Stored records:

%%

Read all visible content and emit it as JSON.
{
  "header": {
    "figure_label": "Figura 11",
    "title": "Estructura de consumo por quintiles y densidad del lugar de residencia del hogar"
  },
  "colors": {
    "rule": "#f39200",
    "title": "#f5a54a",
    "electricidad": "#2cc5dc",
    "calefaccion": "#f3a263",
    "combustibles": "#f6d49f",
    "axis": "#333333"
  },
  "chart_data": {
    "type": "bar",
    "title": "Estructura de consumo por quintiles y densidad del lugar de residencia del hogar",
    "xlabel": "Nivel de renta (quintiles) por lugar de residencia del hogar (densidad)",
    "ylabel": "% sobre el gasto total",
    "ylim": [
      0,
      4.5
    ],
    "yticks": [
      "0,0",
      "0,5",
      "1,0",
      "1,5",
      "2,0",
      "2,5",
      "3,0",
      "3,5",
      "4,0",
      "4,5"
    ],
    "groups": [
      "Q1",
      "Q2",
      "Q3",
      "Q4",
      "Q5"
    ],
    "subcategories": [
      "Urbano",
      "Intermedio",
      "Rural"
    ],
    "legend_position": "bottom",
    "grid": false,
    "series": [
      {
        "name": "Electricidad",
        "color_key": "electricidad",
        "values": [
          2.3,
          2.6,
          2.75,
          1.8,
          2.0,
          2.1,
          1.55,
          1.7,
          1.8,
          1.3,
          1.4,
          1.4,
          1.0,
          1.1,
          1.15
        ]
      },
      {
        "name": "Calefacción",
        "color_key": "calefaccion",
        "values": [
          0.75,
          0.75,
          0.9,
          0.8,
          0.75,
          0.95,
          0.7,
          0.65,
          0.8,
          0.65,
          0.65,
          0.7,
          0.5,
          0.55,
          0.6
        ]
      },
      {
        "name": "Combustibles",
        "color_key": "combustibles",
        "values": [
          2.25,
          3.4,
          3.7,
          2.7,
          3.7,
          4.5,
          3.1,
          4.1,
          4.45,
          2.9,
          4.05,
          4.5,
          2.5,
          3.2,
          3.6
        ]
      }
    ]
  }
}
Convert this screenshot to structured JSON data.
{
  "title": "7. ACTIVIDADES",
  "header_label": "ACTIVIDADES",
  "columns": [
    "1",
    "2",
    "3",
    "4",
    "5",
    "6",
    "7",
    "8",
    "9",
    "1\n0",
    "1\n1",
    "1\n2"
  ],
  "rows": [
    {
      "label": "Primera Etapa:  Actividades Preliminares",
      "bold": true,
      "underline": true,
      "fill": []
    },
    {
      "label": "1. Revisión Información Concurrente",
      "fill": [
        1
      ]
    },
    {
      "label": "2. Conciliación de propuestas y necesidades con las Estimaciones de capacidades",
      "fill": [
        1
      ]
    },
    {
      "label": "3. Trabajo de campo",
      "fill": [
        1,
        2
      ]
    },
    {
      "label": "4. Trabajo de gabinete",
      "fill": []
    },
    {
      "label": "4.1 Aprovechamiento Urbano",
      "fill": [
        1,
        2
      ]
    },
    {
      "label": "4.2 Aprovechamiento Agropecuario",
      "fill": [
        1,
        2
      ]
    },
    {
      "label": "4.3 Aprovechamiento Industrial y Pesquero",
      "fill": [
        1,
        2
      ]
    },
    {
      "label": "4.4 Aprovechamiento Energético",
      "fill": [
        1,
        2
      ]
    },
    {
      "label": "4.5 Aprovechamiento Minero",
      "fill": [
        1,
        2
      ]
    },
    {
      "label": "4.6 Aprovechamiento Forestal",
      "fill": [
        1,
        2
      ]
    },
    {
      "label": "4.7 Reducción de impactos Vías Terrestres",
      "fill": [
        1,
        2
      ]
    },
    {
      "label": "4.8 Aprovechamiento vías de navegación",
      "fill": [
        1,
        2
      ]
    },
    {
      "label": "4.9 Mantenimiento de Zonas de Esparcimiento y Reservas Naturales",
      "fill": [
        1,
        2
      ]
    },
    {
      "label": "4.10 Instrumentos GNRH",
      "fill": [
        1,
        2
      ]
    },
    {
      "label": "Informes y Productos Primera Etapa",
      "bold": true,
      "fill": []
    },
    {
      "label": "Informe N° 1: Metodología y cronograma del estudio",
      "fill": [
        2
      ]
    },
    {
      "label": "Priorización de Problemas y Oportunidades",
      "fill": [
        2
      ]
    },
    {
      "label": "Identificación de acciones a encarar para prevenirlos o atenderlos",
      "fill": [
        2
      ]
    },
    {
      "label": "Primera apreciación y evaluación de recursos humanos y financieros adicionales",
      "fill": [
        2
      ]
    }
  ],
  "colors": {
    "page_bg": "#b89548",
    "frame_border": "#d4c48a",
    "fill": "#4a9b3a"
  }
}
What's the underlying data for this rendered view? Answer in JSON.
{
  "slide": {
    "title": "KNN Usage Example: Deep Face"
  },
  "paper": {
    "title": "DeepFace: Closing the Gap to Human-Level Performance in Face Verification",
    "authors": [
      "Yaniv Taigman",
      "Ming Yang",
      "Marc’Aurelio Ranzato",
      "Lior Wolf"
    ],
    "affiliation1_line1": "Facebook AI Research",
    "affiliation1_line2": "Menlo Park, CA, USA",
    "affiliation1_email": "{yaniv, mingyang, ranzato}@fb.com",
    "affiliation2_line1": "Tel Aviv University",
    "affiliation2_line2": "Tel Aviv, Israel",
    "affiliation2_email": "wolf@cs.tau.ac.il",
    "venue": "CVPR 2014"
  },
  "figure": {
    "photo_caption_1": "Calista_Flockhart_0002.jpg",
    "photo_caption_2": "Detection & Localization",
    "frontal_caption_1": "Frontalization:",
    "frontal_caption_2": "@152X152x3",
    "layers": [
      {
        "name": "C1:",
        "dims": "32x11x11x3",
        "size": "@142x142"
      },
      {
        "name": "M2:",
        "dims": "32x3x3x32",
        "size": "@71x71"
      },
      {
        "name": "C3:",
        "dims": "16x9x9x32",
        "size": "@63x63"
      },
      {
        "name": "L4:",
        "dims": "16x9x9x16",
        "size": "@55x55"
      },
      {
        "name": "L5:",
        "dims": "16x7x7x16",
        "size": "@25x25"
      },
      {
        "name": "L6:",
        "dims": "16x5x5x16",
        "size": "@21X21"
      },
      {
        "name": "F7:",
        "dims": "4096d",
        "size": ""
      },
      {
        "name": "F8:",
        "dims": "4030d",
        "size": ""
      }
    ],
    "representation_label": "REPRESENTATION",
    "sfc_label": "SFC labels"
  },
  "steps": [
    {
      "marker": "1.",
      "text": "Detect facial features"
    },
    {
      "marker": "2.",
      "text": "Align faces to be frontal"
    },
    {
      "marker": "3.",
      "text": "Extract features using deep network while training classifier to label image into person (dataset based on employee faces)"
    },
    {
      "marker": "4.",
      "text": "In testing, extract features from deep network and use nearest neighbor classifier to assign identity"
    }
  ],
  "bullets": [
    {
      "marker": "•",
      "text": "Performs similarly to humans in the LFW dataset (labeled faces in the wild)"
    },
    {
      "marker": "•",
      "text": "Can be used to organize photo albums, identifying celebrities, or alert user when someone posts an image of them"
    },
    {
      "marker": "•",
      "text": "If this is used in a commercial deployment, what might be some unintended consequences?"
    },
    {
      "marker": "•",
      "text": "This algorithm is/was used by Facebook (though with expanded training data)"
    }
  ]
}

%%

> _EXERCISE DIRECTIONS_:
Pick out, from the lines above, every one that contains the string "faces".

> _FULL SOLUTION_:
      "text": "Align faces to be frontal"
      "text": "Extract features using deep network while training classifier to label image into person (dataset based on employee faces)"
      "text": "Performs similarly to humans in the LFW dataset (labeled faces in the wild)"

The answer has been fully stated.